EXERCISE - Show every line containing "ύψους" by copying it.

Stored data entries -
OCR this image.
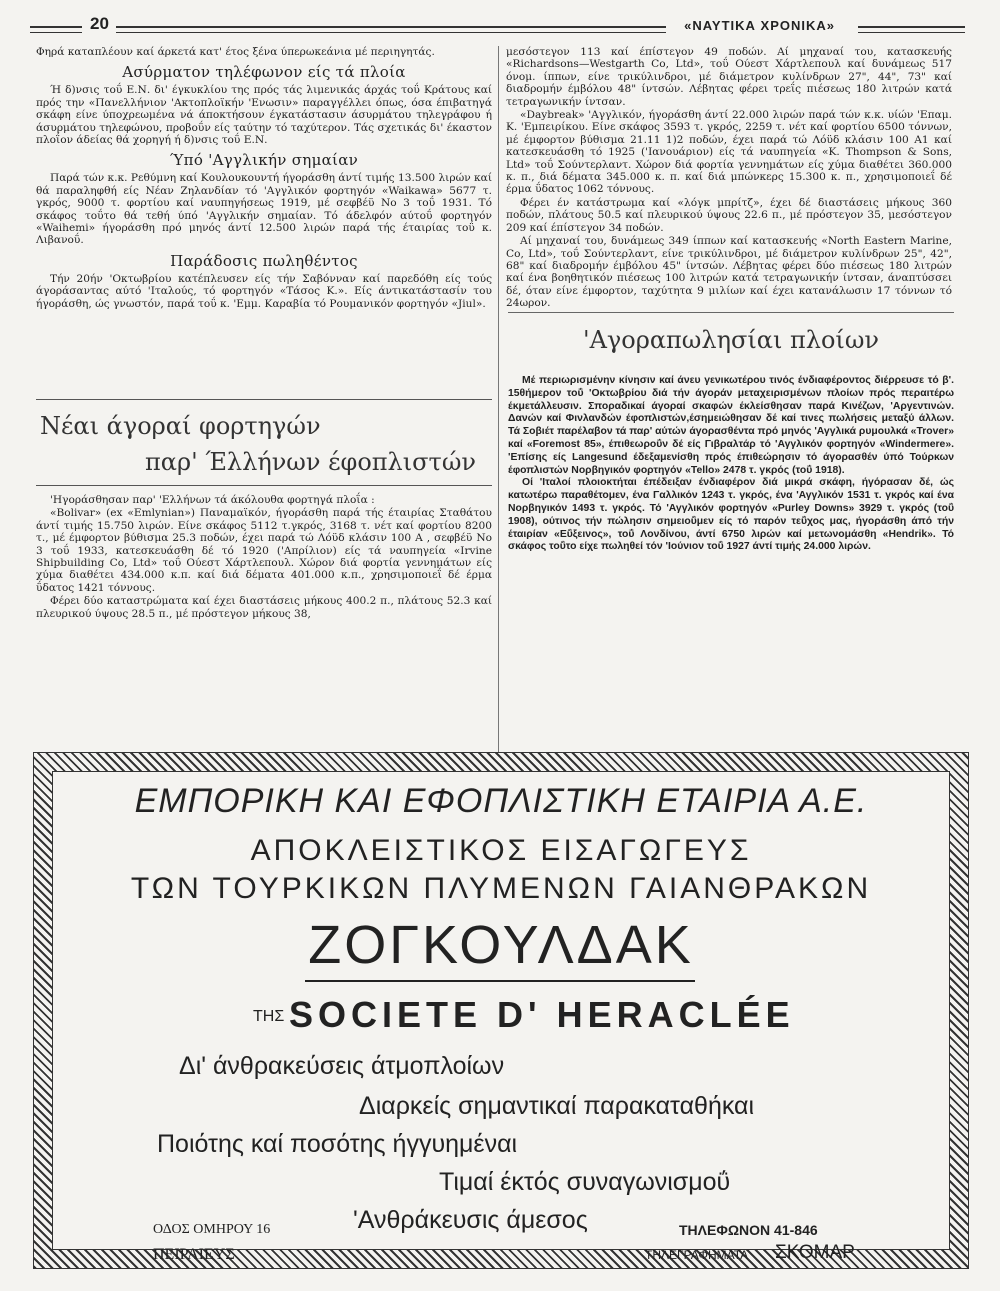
20	«ΝΑΥΤΙΚΑ ΧΡΟΝΙΚΑ»

Φηρά καταπλέουν καί άρκετά κατ' έτος ξένα ύπερωκεάνια μέ περιηγητάς.

Ασύρματον τηλέφωνον είς τά πλοία

Ή δ)νσις τοΰ Ε.Ν. δι' έγκυκλίου της πρός τάς λιμενικάς άρχάς τοΰ Κράτους καί πρός την «Πανελλήνιον 'Ακτοπλοϊκήν 'Ενωσιν» παραγγέλλει όπως, όσα έπιβατηγά σκάφη είνε ύποχρεωμένα νά άποκτήσουν έγκατάστασιν άσυρμάτου τηλεγράφου ή άσυρμάτου τηλεφώνου, προβοΰν είς ταύτην τό ταχύτερον. Τάς σχετικάς δι' έκαστον πλοΐον άδείας θά χορηγή ή δ)νσις τοΰ Ε.Ν.

Ύπό 'Αγγλικήν σημαίαν

Παρά τών κ.κ. Ρεθύμνη καί Κουλουκουντή ήγοράσθη άντί τιμής 13.500 λιρών καί θά παραληφθή είς Νέαν Ζηλανδίαν τό 'Αγγλικόν φορτηγόν «Waikawa» 5677 τ. γκρός, 9000 τ. φορτίου καί ναυπηγήσεως 1919, μέ σεφβέϋ Νο 3 τοΰ 1931. Τό σκάφος τοΰτο θά τεθή ύπό 'Αγγλικήν σημαίαν. Τό άδελφόν αύτοΰ φορτηγόν «Waihemi» ήγοράσθη πρό μηνός άντί 12.500 λιρών παρά τής έταιρίας τοΰ κ. Λιβανοΰ.

Παράδοσις πωληθέντος

Τήν 20ήν 'Οκτωβρίου κατέπλευσεν είς τήν Σαβόνναν καί παρεδόθη είς τούς άγοράσαντας αύτό 'Ιταλούς, τό φορτηγόν «Τάσος Κ.». Είς άντικατάστασίν του ήγοράσθη, ώς γνωστόν, παρά τοΰ κ. 'Εμμ. Καραβία τό Ρουμανικόν φορτηγόν «Jiul».

Νέαι άγοραί φορτηγών
παρ' Έλλήνων έφοπλιστών

'Ηγοράσθησαν παρ' 'Ελλήνων τά άκόλουθα φορτηγά πλοΐα :

«Bolivar» (ex «Emlynian») Παναμαϊκόν, ήγοράσθη παρά τής έταιρίας Σταθάτου άντί τιμής 15.750 λιρών. Είνε σκάφος 5112 τ.γκρός, 3168 τ. νέτ καί φορτίου 8200 τ., μέ έμφορτον βύθισμα 25.3 ποδών, έχει παρά τώ Λόϋδ κλάσιν 100 Α , σεφβέϋ Νο 3 τοΰ 1933, κατεσκευάσθη δέ τό 1920 ('Απρίλιον) είς τά ναυπηγεία «Irvine Shipbuilding Co, Ltd» τοΰ Ούεστ Χάρτλεπουλ. Χώρον διά φορτία γεννημάτων είς χύμα διαθέτει 434.000 κ.π. καί διά δέματα 401.000 κ.π., χρησιμοποιεΐ δέ έρμα ΰδατος 1421 τόννους.

Φέρει δύο καταστρώματα καί έχει διαστάσεις μήκους 400.2 π., πλάτους 52.3 καί πλευρικού ύψους 28.5 π., μέ πρόστεγον μήκους 38,

μεσόστεγον 113 καί έπίστεγον 49 ποδών. Αί μηχαναί του, κατασκευής «Richardsons—Westgarth Co, Ltd», τοΰ Ούεστ Χάρτλεπουλ καί δυνάμεως 517 όνομ. ίππων, είνε τρικύλινδροι, μέ διάμετρον κυλίνδρων 27", 44", 73" καί διαδρομήν έμβόλου 48" ίντσών. Λέβητας φέρει τρεΐς πιέσεως 180 λιτρών κατά τετραγωνικήν ίντσαν.

«Daybreak» 'Αγγλικόν, ήγοράσθη άντί 22.000 λιρών παρά τών κ.κ. υίών 'Επαμ. Κ. 'Εμπειρίκου. Είνε σκάφος 3593 τ. γκρός, 2259 τ. νέτ καί φορτίου 6500 τόννων, μέ έμφορτον βύθισμα 21.11 1)2 ποδών, έχει παρά τώ Λόϋδ κλάσιν 100 Α1 καί κατεσκευάσθη τό 1925 ('Ιανουάριον) είς τά ναυπηγεία «Κ. Thompson & Sons, Ltd» τοΰ Σούντερλαντ. Χώρον διά φορτία γεννημάτων είς χύμα διαθέτει 360.000 κ. π., διά δέματα 345.000 κ. π. καί διά μπώνκερς 15.300 κ. π., χρησιμοποιεΐ δέ έρμα ΰδατος 1062 τόννους.

Φέρει έν κατάστρωμα καί «λόγκ μπρίτζ», έχει δέ διαστάσεις μήκους 360 ποδών, πλάτους 50.5 καί πλευρικού ύψους 22.6 π., μέ πρόστεγον 35, μεσόστεγον 209 καί έπίστεγον 34 ποδών.

Αί μηχαναί του, δυνάμεως 349 ίππων καί κατασκευής «North Eastern Marine, Co, Ltd», τοΰ Σούντερλαντ, είνε τρικύλινδροι, μέ διάμετρον κυλίνδρων 25", 42", 68" καί διαδρομήν έμβόλου 45" ίντσών. Λέβητας φέρει δύο πιέσεως 180 λιτρών καί ένα βοηθητικόν πιέσεως 100 λιτρών κατά τετραγωνικήν ίντσαν, άναπτύσσει δέ, όταν είνε έμφορτον, ταχύτητα 9 μιλίων καί έχει κατανάλωσιν 17 τόννων τό 24ωρον.

'Αγοραπωλησίαι πλοίων

Μέ περιωρισμένην κίνησιν καί άνευ γενικωτέρου τινός ένδιαφέροντος διέρρευσε τό β'. 15θήμερον τοΰ 'Οκτωβρίου διά τήν άγοράν μεταχειρισμένων πλοίων πρός περαιτέρω έκμετάλλευσιν. Σποραδικαί άγοραί σκαφών έκλείσθησαν παρά Κινέζων, 'Αργεντινών. Δανών καί Φινλανδών έφοπλιστών,έσημειώθησαν δέ καί τινες πωλήσεις μεταξύ άλλων. Τά Σοβιέτ παρέλαβον τά παρ' αύτών άγορασθέντα πρό μηνός 'Αγγλικά ρυμουλκά «Trover» καί «Foremost 85», έπιθεωροΰν δέ είς Γιβραλτάρ τό 'Αγγλικόν φορτηγόν «Windermere». 'Επίσης είς Langesund έδεξαμενίσθη πρός έπιθεώρησιν τό άγορασθέν ύπό Τούρκων έφοπλιστών Νορβηγικόν φορτηγόν «Tello» 2478 τ. γκρός (τοΰ 1918).

Οί 'Ιταλοί πλοιοκτήται έπέδειξαν ένδιαφέρον διά μικρά σκάφη, ήγόρασαν δέ, ώς κατωτέρω παραθέτομεν, ένα Γαλλικόν 1243 τ. γκρός, ένα 'Αγγλικόν 1531 τ. γκρός καί ένα Νορβηγικόν 1493 τ. γκρός. Τό 'Αγγλικόν φορτηγόν «Purley Downs» 3929 τ. γκρός (τοΰ 1908), ούτινος τήν πώλησιν σημειοΰμεν είς τό παρόν τεΰχος μας, ήγοράσθη άπό τήν έταιρίαν «Εΰξεινος», τοΰ Λονδίνου, άντί 6750 λιρών καί μετωνομάσθη «Hendrik». Τό σκάφος τοΰτο είχε πωληθεί τόν 'Ιούνιον τοΰ 1927 άντί τιμής 24.000 λιρών.

ΕΜΠΟΡΙΚΗ ΚΑΙ ΕΦΟΠΛΙΣΤΙΚΗ ΕΤΑΙΡΙΑ Α.Ε.
ΑΠΟΚΛΕΙΣΤΙΚΟΣ ΕΙΣΑΓΩΓΕΥΣ
ΤΩΝ ΤΟΥΡΚΙΚΩΝ ΠΛΥΜΕΝΩΝ ΓΑΙΑΝΘΡΑΚΩΝ
ΖΟΓΚΟΥΛΔΑΚ
ΤΗΣ SOCIETE D' HERACLÉE
Δι' άνθρακεύσεις άτμοπλοίων
Διαρκείς σημαντικαί παρακαταθήκαι
Ποιότης καί ποσότης ήγγυημέναι
Τιμαί έκτός συναγωνισμοΰ
'Ανθράκευσις άμεσος
ΟΔΟΣ ΟΜΗΡΟΥ 16
ΠΕΙΡΑΙΕΥΣ
ΤΗΛΕΦΩΝΟΝ 41-846
ΤΗΛΕΓΡΑΦΗΜΑΤΑ ΣΚΟΜΑΡ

RESULT BELOW -
Φέρει δύο καταστρώματα καί έχει διαστάσεις μήκους 400.2 π., πλάτους 52.3 καί πλευρικού ύψους 28.5 π., μέ πρόστεγον μήκους 38,
Φέρει έν κατάστρωμα καί «λόγκ μπρίτζ», έχει δέ διαστάσεις μήκους 360 ποδών, πλάτους 50.5 καί πλευρικού ύψους 22.6 π., μέ πρόστεγον 35, μεσόστεγον 209 καί έπίστεγον 34 ποδών.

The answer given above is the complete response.